▸ **INSTRUCTION**
Copy every record below, exactly as written.

▸ **STORED ROWS**
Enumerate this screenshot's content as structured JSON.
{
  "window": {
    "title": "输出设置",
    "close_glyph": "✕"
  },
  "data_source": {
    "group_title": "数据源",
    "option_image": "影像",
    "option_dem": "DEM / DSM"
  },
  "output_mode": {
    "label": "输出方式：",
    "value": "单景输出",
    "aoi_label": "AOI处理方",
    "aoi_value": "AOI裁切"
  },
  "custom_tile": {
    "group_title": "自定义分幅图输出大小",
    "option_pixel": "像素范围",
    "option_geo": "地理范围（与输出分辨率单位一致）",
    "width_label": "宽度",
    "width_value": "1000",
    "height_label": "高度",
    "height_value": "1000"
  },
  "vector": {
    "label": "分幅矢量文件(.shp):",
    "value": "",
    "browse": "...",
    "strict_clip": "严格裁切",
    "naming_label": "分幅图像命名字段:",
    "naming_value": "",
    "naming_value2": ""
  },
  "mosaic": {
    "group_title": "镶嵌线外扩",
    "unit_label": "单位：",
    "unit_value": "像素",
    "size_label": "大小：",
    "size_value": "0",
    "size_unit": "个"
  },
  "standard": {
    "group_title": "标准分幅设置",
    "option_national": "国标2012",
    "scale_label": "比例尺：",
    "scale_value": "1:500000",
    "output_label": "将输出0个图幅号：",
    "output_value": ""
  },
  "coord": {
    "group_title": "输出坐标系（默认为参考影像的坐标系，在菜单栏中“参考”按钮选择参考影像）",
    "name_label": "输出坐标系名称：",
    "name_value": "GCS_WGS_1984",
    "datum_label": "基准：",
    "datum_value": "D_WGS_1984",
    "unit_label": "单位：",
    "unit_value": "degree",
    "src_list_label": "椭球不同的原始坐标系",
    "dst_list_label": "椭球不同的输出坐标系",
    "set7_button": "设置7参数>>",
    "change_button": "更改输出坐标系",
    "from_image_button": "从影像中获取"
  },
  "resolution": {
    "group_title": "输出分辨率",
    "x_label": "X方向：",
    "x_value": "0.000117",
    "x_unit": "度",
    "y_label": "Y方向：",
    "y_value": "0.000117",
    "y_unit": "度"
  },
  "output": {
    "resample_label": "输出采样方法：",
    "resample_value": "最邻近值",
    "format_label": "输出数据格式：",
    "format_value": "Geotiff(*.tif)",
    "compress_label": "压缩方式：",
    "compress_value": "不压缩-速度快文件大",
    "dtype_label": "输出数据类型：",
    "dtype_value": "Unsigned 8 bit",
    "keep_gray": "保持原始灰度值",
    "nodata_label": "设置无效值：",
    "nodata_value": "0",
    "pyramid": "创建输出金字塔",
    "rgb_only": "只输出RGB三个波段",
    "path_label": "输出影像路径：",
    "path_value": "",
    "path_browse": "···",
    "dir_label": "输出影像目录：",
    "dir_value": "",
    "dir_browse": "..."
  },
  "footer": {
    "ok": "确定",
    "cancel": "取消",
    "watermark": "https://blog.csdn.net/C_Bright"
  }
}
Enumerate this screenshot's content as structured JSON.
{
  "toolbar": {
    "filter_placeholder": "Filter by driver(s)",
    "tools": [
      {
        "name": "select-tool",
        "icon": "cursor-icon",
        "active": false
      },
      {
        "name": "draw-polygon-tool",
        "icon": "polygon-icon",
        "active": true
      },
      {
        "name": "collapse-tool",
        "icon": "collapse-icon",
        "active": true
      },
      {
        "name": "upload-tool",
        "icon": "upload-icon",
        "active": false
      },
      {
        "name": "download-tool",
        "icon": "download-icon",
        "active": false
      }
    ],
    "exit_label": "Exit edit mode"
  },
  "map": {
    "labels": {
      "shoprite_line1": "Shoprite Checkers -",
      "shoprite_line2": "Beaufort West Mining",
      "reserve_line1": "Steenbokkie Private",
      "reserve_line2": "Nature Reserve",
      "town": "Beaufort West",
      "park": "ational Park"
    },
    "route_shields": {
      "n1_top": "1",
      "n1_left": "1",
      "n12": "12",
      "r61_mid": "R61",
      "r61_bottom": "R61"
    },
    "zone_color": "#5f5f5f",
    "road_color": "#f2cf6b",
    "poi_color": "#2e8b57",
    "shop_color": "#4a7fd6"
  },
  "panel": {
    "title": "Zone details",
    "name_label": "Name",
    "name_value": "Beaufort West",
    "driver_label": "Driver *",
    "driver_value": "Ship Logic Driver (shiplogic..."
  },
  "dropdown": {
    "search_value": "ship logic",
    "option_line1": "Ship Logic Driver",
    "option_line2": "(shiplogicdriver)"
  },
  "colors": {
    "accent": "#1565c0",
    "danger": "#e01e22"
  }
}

▸ **SOLUTION**
Enumerate this screenshot's content as structured JSON.
{
  "window": {
    "title": "输出设置",
    "close_glyph": "✕"
  },
  "data_source": {
    "group_title": "数据源",
    "option_image": "影像",
    "option_dem": "DEM / DSM"
  },
  "output_mode": {
    "label": "输出方式：",
    "value": "单景输出",
    "aoi_label": "AOI处理方",
    "aoi_value": "AOI裁切"
  },
  "custom_tile": {
    "group_title": "自定义分幅图输出大小",
    "option_pixel": "像素范围",
    "option_geo": "地理范围（与输出分辨率单位一致）",
    "width_label": "宽度",
    "width_value": "1000",
    "height_label": "高度",
    "height_value": "1000"
  },
  "vector": {
    "label": "分幅矢量文件(.shp):",
    "value": "",
    "browse": "...",
    "strict_clip": "严格裁切",
    "naming_label": "分幅图像命名字段:",
    "naming_value": "",
    "naming_value2": ""
  },
  "mosaic": {
    "group_title": "镶嵌线外扩",
    "unit_label": "单位：",
    "unit_value": "像素",
    "size_label": "大小：",
    "size_value": "0",
    "size_unit": "个"
  },
  "standard": {
    "group_title": "标准分幅设置",
    "option_national": "国标2012",
    "scale_label": "比例尺：",
    "scale_value": "1:500000",
    "output_label": "将输出0个图幅号：",
    "output_value": ""
  },
  "coord": {
    "group_title": "输出坐标系（默认为参考影像的坐标系，在菜单栏中“参考”按钮选择参考影像）",
    "name_label": "输出坐标系名称：",
    "name_value": "GCS_WGS_1984",
    "datum_label": "基准：",
    "datum_value": "D_WGS_1984",
    "unit_label": "单位：",
    "unit_value": "degree",
    "src_list_label": "椭球不同的原始坐标系",
    "dst_list_label": "椭球不同的输出坐标系",
    "set7_button": "设置7参数>>",
    "change_button": "更改输出坐标系",
    "from_image_button": "从影像中获取"
  },
  "resolution": {
    "group_title": "输出分辨率",
    "x_label": "X方向：",
    "x_value": "0.000117",
    "x_unit": "度",
    "y_label": "Y方向：",
    "y_value": "0.000117",
    "y_unit": "度"
  },
  "output": {
    "resample_label": "输出采样方法：",
    "resample_value": "最邻近值",
    "format_label": "输出数据格式：",
    "format_value": "Geotiff(*.tif)",
    "compress_label": "压缩方式：",
    "compress_value": "不压缩-速度快文件大",
    "dtype_label": "输出数据类型：",
    "dtype_value": "Unsigned 8 bit",
    "keep_gray": "保持原始灰度值",
    "nodata_label": "设置无效值：",
    "nodata_value": "0",
    "pyramid": "创建输出金字塔",
    "rgb_only": "只输出RGB三个波段",
    "path_label": "输出影像路径：",
    "path_value": "",
    "path_browse": "···",
    "dir_label": "输出影像目录：",
    "dir_value": "",
    "dir_browse": "..."
  },
  "footer": {
    "ok": "确定",
    "cancel": "取消",
    "watermark": "https://blog.csdn.net/C_Bright"
  }
}
Enumerate this screenshot's content as structured JSON.
{
  "toolbar": {
    "filter_placeholder": "Filter by driver(s)",
    "tools": [
      {
        "name": "select-tool",
        "icon": "cursor-icon",
        "active": false
      },
      {
        "name": "draw-polygon-tool",
        "icon": "polygon-icon",
        "active": true
      },
      {
        "name": "collapse-tool",
        "icon": "collapse-icon",
        "active": true
      },
      {
        "name": "upload-tool",
        "icon": "upload-icon",
        "active": false
      },
      {
        "name": "download-tool",
        "icon": "download-icon",
        "active": false
      }
    ],
    "exit_label": "Exit edit mode"
  },
  "map": {
    "labels": {
      "shoprite_line1": "Shoprite Checkers -",
      "shoprite_line2": "Beaufort West Mining",
      "reserve_line1": "Steenbokkie Private",
      "reserve_line2": "Nature Reserve",
      "town": "Beaufort West",
      "park": "ational Park"
    },
    "route_shields": {
      "n1_top": "1",
      "n1_left": "1",
      "n12": "12",
      "r61_mid": "R61",
      "r61_bottom": "R61"
    },
    "zone_color": "#5f5f5f",
    "road_color": "#f2cf6b",
    "poi_color": "#2e8b57",
    "shop_color": "#4a7fd6"
  },
  "panel": {
    "title": "Zone details",
    "name_label": "Name",
    "name_value": "Beaufort West",
    "driver_label": "Driver *",
    "driver_value": "Ship Logic Driver (shiplogic..."
  },
  "dropdown": {
    "search_value": "ship logic",
    "option_line1": "Ship Logic Driver",
    "option_line2": "(shiplogicdriver)"
  },
  "colors": {
    "accent": "#1565c0",
    "danger": "#e01e22"
  }
}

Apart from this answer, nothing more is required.